-- Begin --

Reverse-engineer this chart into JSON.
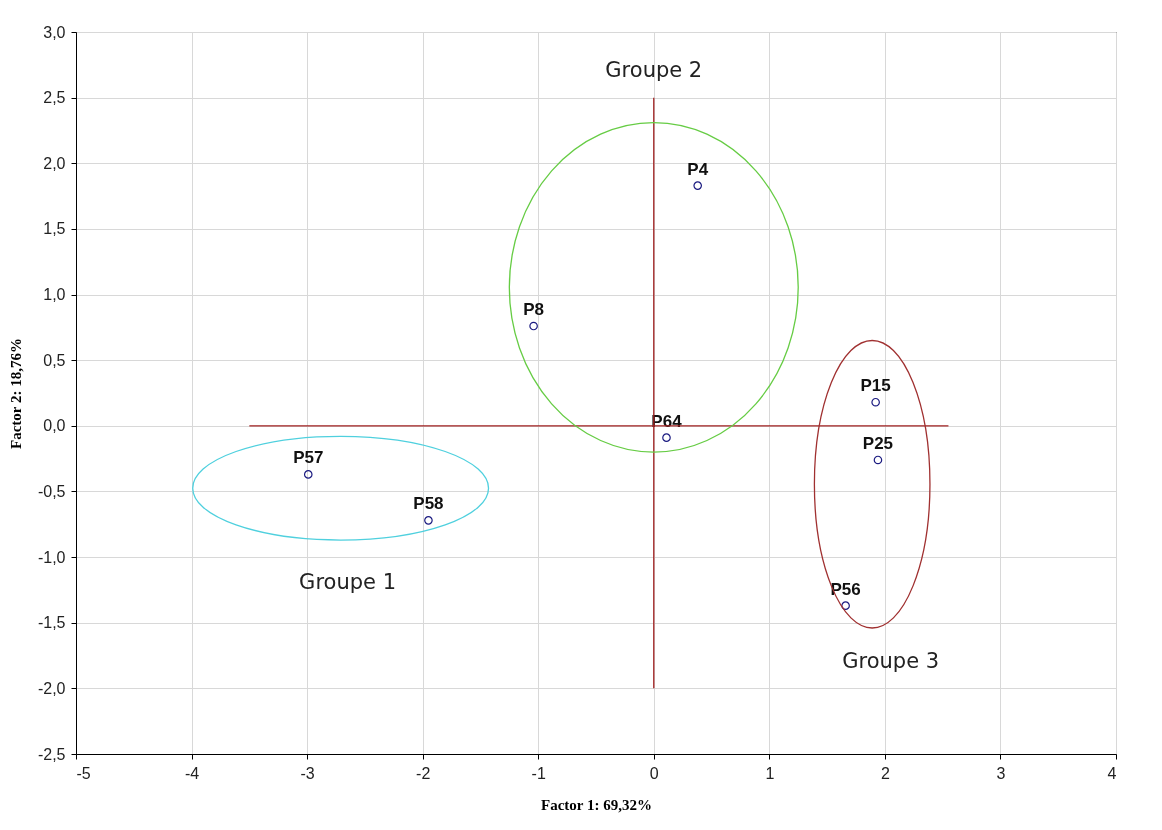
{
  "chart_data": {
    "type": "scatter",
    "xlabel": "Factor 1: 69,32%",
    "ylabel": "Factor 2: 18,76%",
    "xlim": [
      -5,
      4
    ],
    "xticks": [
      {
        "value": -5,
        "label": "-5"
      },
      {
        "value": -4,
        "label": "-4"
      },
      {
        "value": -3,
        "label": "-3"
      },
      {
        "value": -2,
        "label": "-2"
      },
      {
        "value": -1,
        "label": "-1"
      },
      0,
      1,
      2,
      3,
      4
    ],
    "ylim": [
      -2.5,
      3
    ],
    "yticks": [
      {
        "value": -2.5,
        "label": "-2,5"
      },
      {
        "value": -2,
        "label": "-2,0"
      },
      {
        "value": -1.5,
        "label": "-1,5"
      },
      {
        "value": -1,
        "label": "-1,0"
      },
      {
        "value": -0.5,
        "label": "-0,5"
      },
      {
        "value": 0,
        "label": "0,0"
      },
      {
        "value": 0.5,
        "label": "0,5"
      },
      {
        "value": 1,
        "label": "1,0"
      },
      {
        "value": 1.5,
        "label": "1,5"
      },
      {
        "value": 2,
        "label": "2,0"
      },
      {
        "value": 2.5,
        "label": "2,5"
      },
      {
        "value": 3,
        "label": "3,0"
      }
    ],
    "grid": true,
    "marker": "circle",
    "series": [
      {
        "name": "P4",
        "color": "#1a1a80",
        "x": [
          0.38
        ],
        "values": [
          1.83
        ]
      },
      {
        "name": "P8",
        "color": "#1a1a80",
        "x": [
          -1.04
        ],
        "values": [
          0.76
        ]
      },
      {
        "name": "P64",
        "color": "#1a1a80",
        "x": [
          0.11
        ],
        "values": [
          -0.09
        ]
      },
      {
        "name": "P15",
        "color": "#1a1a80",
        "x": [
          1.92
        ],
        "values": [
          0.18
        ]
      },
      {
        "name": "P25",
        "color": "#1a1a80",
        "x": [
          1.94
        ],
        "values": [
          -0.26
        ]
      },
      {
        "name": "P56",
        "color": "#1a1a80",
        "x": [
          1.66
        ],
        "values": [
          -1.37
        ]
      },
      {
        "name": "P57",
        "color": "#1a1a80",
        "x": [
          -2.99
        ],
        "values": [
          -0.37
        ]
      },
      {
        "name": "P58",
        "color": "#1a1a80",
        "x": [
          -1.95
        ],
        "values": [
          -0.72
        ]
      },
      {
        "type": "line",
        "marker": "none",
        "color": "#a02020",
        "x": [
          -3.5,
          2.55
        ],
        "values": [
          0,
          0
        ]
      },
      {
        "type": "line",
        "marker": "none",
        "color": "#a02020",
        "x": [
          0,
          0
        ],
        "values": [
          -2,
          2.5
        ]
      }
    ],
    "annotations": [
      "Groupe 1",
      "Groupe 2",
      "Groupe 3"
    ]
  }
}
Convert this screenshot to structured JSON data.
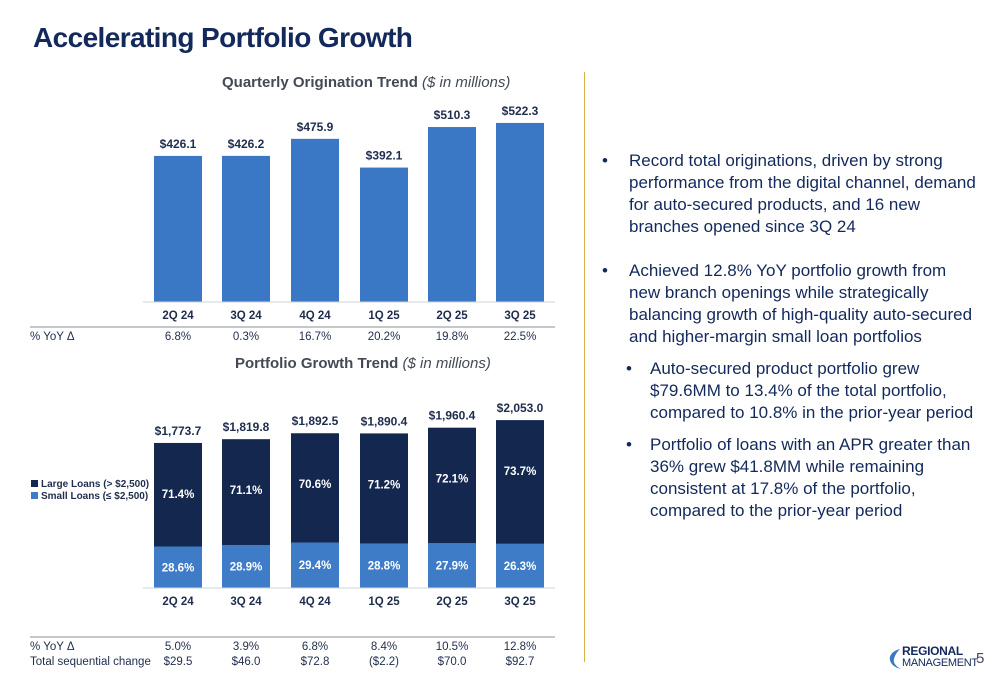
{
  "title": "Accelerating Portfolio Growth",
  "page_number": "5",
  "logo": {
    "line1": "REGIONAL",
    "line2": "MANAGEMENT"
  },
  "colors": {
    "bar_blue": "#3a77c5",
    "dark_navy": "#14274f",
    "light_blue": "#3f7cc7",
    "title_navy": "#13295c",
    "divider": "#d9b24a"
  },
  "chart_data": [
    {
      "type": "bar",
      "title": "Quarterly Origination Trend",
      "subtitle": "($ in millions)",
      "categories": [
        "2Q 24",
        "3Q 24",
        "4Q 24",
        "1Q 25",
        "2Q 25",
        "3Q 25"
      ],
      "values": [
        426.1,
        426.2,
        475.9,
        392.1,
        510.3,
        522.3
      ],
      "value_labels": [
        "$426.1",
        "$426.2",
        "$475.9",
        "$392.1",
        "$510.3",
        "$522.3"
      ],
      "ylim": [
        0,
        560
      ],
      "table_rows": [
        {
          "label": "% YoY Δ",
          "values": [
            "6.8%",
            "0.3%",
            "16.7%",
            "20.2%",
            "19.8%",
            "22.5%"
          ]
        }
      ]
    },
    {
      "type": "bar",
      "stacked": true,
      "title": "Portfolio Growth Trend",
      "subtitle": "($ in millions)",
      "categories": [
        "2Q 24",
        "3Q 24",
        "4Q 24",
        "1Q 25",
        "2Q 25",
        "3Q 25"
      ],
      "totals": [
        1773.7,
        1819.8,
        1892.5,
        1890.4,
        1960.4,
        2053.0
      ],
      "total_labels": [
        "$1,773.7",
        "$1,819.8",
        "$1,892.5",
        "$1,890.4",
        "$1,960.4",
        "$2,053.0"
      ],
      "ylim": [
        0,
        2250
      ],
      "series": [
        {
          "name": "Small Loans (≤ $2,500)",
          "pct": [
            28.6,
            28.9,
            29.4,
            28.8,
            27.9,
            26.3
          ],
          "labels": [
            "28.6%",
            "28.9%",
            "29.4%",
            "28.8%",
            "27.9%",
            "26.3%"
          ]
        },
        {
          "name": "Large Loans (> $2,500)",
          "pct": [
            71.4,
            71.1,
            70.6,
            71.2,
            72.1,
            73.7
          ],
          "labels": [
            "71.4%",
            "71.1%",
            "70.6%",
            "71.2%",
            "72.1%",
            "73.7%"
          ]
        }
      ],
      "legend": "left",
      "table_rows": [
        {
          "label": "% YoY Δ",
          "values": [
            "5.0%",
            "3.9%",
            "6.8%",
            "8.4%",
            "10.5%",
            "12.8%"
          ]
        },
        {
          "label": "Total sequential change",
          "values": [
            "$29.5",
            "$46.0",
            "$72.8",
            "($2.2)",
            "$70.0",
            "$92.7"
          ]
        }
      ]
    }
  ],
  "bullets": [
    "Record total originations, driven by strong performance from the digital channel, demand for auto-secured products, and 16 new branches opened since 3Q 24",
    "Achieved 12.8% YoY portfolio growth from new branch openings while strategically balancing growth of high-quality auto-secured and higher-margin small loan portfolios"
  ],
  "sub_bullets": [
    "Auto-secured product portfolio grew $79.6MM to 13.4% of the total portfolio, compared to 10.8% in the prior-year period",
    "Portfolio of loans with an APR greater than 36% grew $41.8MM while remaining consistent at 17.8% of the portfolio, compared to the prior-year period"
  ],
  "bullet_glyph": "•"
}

-- End --

WORK TO DO »
From the listing, extract all text exactly as given and drop any picture.

REPLY »
Reverse-engineer this chart into JSON.
{
  "chart_data": {
    "type": "scatter",
    "xlabel": "Factor 1: 69,32%",
    "ylabel": "Factor 2: 18,76%",
    "xlim": [
      -5,
      4
    ],
    "xticks": [
      {
        "value": -5,
        "label": "-5"
      },
      {
        "value": -4,
        "label": "-4"
      },
      {
        "value": -3,
        "label": "-3"
      },
      {
        "value": -2,
        "label": "-2"
      },
      {
        "value": -1,
        "label": "-1"
      },
      0,
      1,
      2,
      3,
      4
    ],
    "ylim": [
      -2.5,
      3
    ],
    "yticks": [
      {
        "value": -2.5,
        "label": "-2,5"
      },
      {
        "value": -2,
        "label": "-2,0"
      },
      {
        "value": -1.5,
        "label": "-1,5"
      },
      {
        "value": -1,
        "label": "-1,0"
      },
      {
        "value": -0.5,
        "label": "-0,5"
      },
      {
        "value": 0,
        "label": "0,0"
      },
      {
        "value": 0.5,
        "label": "0,5"
      },
      {
        "value": 1,
        "label": "1,0"
      },
      {
        "value": 1.5,
        "label": "1,5"
      },
      {
        "value": 2,
        "label": "2,0"
      },
      {
        "value": 2.5,
        "label": "2,5"
      },
      {
        "value": 3,
        "label": "3,0"
      }
    ],
    "grid": true,
    "marker": "circle",
    "series": [
      {
        "name": "P4",
        "color": "#1a1a80",
        "x": [
          0.38
        ],
        "values": [
          1.83
        ]
      },
      {
        "name": "P8",
        "color": "#1a1a80",
        "x": [
          -1.04
        ],
        "values": [
          0.76
        ]
      },
      {
        "name": "P64",
        "color": "#1a1a80",
        "x": [
          0.11
        ],
        "values": [
          -0.09
        ]
      },
      {
        "name": "P15",
        "color": "#1a1a80",
        "x": [
          1.92
        ],
        "values": [
          0.18
        ]
      },
      {
        "name": "P25",
        "color": "#1a1a80",
        "x": [
          1.94
        ],
        "values": [
          -0.26
        ]
      },
      {
        "name": "P56",
        "color": "#1a1a80",
        "x": [
          1.66
        ],
        "values": [
          -1.37
        ]
      },
      {
        "name": "P57",
        "color": "#1a1a80",
        "x": [
          -2.99
        ],
        "values": [
          -0.37
        ]
      },
      {
        "name": "P58",
        "color": "#1a1a80",
        "x": [
          -1.95
        ],
        "values": [
          -0.72
        ]
      },
      {
        "type": "line",
        "marker": "none",
        "color": "#a02020",
        "x": [
          -3.5,
          2.55
        ],
        "values": [
          0,
          0
        ]
      },
      {
        "type": "line",
        "marker": "none",
        "color": "#a02020",
        "x": [
          0,
          0
        ],
        "values": [
          -2,
          2.5
        ]
      }
    ],
    "annotations": [
      "Groupe 1",
      "Groupe 2",
      "Groupe 3"
    ]
  }
}
Convert this screenshot to structured JSON data.
{
  "title": "Accelerating Portfolio Growth",
  "page_number": "5",
  "logo": {
    "line1": "REGIONAL",
    "line2": "MANAGEMENT"
  },
  "colors": {
    "bar_blue": "#3a77c5",
    "dark_navy": "#14274f",
    "light_blue": "#3f7cc7",
    "title_navy": "#13295c",
    "divider": "#d9b24a"
  },
  "chart_data": [
    {
      "type": "bar",
      "title": "Quarterly Origination Trend",
      "subtitle": "($ in millions)",
      "categories": [
        "2Q 24",
        "3Q 24",
        "4Q 24",
        "1Q 25",
        "2Q 25",
        "3Q 25"
      ],
      "values": [
        426.1,
        426.2,
        475.9,
        392.1,
        510.3,
        522.3
      ],
      "value_labels": [
        "$426.1",
        "$426.2",
        "$475.9",
        "$392.1",
        "$510.3",
        "$522.3"
      ],
      "ylim": [
        0,
        560
      ],
      "table_rows": [
        {
          "label": "% YoY Δ",
          "values": [
            "6.8%",
            "0.3%",
            "16.7%",
            "20.2%",
            "19.8%",
            "22.5%"
          ]
        }
      ]
    },
    {
      "type": "bar",
      "stacked": true,
      "title": "Portfolio Growth Trend",
      "subtitle": "($ in millions)",
      "categories": [
        "2Q 24",
        "3Q 24",
        "4Q 24",
        "1Q 25",
        "2Q 25",
        "3Q 25"
      ],
      "totals": [
        1773.7,
        1819.8,
        1892.5,
        1890.4,
        1960.4,
        2053.0
      ],
      "total_labels": [
        "$1,773.7",
        "$1,819.8",
        "$1,892.5",
        "$1,890.4",
        "$1,960.4",
        "$2,053.0"
      ],
      "ylim": [
        0,
        2250
      ],
      "series": [
        {
          "name": "Small Loans (≤ $2,500)",
          "pct": [
            28.6,
            28.9,
            29.4,
            28.8,
            27.9,
            26.3
          ],
          "labels": [
            "28.6%",
            "28.9%",
            "29.4%",
            "28.8%",
            "27.9%",
            "26.3%"
          ]
        },
        {
          "name": "Large Loans (> $2,500)",
          "pct": [
            71.4,
            71.1,
            70.6,
            71.2,
            72.1,
            73.7
          ],
          "labels": [
            "71.4%",
            "71.1%",
            "70.6%",
            "71.2%",
            "72.1%",
            "73.7%"
          ]
        }
      ],
      "legend": "left",
      "table_rows": [
        {
          "label": "% YoY Δ",
          "values": [
            "5.0%",
            "3.9%",
            "6.8%",
            "8.4%",
            "10.5%",
            "12.8%"
          ]
        },
        {
          "label": "Total sequential change",
          "values": [
            "$29.5",
            "$46.0",
            "$72.8",
            "($2.2)",
            "$70.0",
            "$92.7"
          ]
        }
      ]
    }
  ],
  "bullets": [
    "Record total originations, driven by strong performance from the digital channel, demand for auto-secured products, and 16 new branches opened since 3Q 24",
    "Achieved 12.8% YoY portfolio growth from new branch openings while strategically balancing growth of high-quality auto-secured and higher-margin small loan portfolios"
  ],
  "sub_bullets": [
    "Auto-secured product portfolio grew $79.6MM to 13.4% of the total portfolio, compared to 10.8% in the prior-year period",
    "Portfolio of loans with an APR greater than 36% grew $41.8MM while remaining consistent at 17.8% of the portfolio, compared to the prior-year period"
  ],
  "bullet_glyph": "•"
}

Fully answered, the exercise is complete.